*Dataset content*.
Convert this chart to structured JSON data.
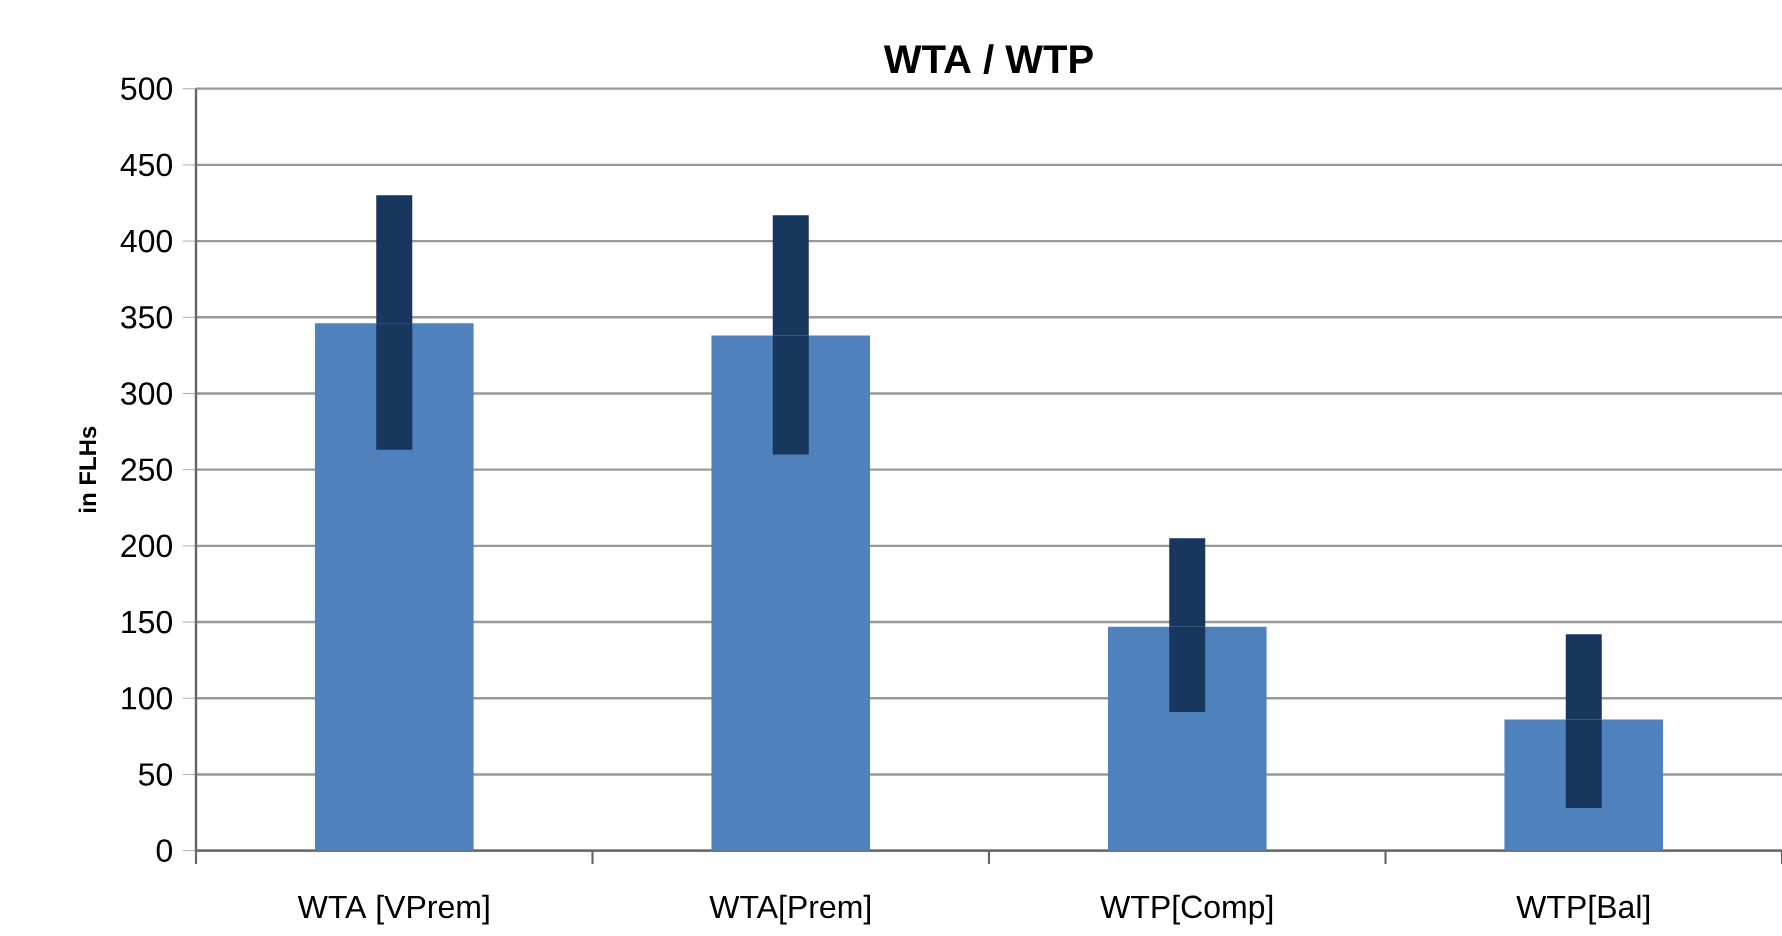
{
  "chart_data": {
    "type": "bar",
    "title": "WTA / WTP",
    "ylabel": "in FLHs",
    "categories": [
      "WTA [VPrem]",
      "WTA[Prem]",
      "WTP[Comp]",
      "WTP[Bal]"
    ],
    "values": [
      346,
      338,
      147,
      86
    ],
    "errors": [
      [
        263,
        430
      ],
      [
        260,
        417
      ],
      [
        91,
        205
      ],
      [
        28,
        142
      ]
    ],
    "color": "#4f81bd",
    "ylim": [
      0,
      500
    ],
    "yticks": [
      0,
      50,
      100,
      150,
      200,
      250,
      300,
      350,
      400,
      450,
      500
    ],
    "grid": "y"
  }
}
---
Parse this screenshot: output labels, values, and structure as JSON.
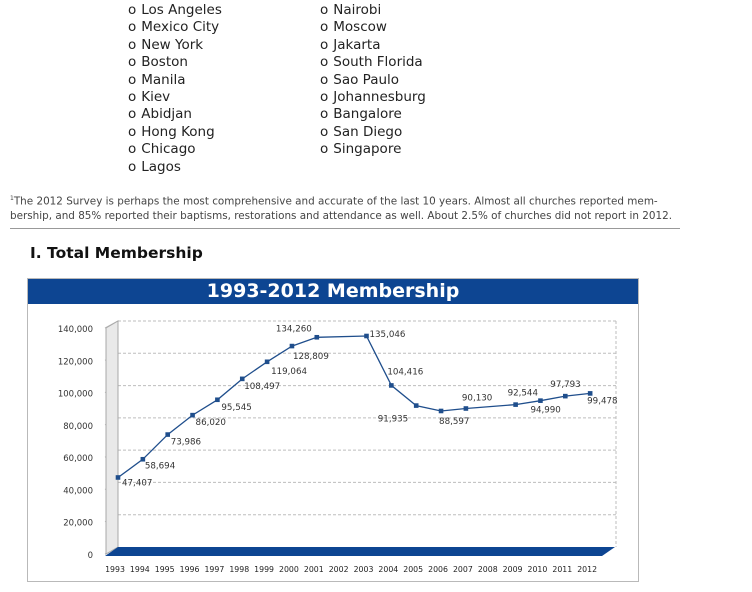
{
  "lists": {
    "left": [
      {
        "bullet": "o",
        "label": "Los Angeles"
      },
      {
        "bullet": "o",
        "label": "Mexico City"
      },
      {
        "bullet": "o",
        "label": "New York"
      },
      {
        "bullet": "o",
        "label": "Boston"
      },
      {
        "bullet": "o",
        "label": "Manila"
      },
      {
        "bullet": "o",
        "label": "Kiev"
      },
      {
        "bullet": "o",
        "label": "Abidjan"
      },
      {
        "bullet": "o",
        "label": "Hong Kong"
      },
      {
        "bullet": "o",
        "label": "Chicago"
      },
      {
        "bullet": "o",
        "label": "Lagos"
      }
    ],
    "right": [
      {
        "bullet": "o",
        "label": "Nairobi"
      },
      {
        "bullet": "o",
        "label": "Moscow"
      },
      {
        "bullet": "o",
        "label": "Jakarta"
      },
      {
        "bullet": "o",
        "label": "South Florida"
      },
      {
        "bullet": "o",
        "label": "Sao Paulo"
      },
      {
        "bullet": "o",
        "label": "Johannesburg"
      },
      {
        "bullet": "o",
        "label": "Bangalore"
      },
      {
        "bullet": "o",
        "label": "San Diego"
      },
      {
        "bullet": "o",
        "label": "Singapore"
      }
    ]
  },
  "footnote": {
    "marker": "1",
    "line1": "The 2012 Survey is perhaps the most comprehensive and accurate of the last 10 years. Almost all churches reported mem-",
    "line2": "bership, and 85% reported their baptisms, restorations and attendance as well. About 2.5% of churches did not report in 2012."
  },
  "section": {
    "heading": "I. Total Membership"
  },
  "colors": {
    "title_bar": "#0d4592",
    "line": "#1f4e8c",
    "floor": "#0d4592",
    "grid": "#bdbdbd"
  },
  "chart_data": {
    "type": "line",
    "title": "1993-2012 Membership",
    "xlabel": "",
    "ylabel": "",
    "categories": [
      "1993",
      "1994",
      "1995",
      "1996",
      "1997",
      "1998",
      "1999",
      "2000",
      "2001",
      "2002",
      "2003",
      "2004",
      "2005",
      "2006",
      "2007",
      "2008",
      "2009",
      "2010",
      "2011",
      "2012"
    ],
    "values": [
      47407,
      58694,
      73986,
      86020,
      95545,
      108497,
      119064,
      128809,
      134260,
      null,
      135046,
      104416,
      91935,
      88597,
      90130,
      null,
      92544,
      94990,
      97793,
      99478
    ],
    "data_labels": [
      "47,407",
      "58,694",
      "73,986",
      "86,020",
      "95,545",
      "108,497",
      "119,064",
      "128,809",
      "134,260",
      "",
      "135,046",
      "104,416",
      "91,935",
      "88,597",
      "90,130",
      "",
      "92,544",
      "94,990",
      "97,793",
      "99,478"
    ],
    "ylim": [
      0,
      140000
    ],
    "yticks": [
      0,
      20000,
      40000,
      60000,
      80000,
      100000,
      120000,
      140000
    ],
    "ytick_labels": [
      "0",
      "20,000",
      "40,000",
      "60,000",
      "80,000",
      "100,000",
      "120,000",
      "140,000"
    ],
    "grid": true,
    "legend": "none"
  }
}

*The exercise*. Pick out the lines containing the word "churches" and show them.

*Complete output*.
    "line1": "The 2012 Survey is perhaps the most comprehensive and accurate of the last 10 years. Almost all churches reported mem-",
    "line2": "bership, and 85% reported their baptisms, restorations and attendance as well. About 2.5% of churches did not report in 2012."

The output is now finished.